OBJECTIVE ▸
Print the records below exactly as they appear.

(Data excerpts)
......

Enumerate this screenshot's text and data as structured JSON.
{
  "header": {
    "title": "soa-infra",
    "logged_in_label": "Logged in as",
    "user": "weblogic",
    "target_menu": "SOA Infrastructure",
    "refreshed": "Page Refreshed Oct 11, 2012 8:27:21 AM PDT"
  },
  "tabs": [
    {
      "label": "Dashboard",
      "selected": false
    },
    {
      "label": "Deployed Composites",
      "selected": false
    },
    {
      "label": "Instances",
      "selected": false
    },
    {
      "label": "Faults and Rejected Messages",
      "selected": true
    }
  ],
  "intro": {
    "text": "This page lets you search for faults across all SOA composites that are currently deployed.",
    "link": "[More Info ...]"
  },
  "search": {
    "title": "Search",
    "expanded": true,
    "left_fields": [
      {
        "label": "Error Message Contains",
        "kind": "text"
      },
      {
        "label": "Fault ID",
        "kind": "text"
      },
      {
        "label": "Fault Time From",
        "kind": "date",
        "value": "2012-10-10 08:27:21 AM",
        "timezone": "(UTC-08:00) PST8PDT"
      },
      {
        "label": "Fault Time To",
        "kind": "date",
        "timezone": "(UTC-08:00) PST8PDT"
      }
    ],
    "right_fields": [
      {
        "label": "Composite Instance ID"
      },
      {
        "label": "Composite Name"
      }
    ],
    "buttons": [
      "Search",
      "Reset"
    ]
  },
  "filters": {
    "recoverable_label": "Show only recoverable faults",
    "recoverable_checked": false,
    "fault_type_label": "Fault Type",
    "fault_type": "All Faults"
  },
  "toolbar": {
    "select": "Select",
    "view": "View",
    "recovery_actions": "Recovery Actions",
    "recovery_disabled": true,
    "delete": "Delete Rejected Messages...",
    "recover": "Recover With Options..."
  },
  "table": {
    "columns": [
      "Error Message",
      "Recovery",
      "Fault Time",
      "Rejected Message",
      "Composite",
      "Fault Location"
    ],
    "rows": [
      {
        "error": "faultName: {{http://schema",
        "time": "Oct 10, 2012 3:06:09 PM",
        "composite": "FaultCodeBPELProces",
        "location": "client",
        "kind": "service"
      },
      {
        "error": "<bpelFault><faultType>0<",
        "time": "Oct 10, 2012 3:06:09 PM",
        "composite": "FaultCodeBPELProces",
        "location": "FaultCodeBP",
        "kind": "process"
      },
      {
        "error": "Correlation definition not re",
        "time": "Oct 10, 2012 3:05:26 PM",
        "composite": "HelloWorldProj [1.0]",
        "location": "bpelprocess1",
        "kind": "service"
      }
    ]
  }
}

......

OUTPUT FOR THIS EXERCISE ▸
Enumerate this screenshot's text and data as structured JSON.
{
  "header": {
    "title": "soa-infra",
    "logged_in_label": "Logged in as",
    "user": "weblogic",
    "target_menu": "SOA Infrastructure",
    "refreshed": "Page Refreshed Oct 11, 2012 8:27:21 AM PDT"
  },
  "tabs": [
    {
      "label": "Dashboard",
      "selected": false
    },
    {
      "label": "Deployed Composites",
      "selected": false
    },
    {
      "label": "Instances",
      "selected": false
    },
    {
      "label": "Faults and Rejected Messages",
      "selected": true
    }
  ],
  "intro": {
    "text": "This page lets you search for faults across all SOA composites that are currently deployed.",
    "link": "[More Info ...]"
  },
  "search": {
    "title": "Search",
    "expanded": true,
    "left_fields": [
      {
        "label": "Error Message Contains",
        "kind": "text"
      },
      {
        "label": "Fault ID",
        "kind": "text"
      },
      {
        "label": "Fault Time From",
        "kind": "date",
        "value": "2012-10-10 08:27:21 AM",
        "timezone": "(UTC-08:00) PST8PDT"
      },
      {
        "label": "Fault Time To",
        "kind": "date",
        "timezone": "(UTC-08:00) PST8PDT"
      }
    ],
    "right_fields": [
      {
        "label": "Composite Instance ID"
      },
      {
        "label": "Composite Name"
      }
    ],
    "buttons": [
      "Search",
      "Reset"
    ]
  },
  "filters": {
    "recoverable_label": "Show only recoverable faults",
    "recoverable_checked": false,
    "fault_type_label": "Fault Type",
    "fault_type": "All Faults"
  },
  "toolbar": {
    "select": "Select",
    "view": "View",
    "recovery_actions": "Recovery Actions",
    "recovery_disabled": true,
    "delete": "Delete Rejected Messages...",
    "recover": "Recover With Options..."
  },
  "table": {
    "columns": [
      "Error Message",
      "Recovery",
      "Fault Time",
      "Rejected Message",
      "Composite",
      "Fault Location"
    ],
    "rows": [
      {
        "error": "faultName: {{http://schema",
        "time": "Oct 10, 2012 3:06:09 PM",
        "composite": "FaultCodeBPELProces",
        "location": "client",
        "kind": "service"
      },
      {
        "error": "<bpelFault><faultType>0<",
        "time": "Oct 10, 2012 3:06:09 PM",
        "composite": "FaultCodeBPELProces",
        "location": "FaultCodeBP",
        "kind": "process"
      },
      {
        "error": "Correlation definition not re",
        "time": "Oct 10, 2012 3:05:26 PM",
        "composite": "HelloWorldProj [1.0]",
        "location": "bpelprocess1",
        "kind": "service"
      }
    ]
  }
}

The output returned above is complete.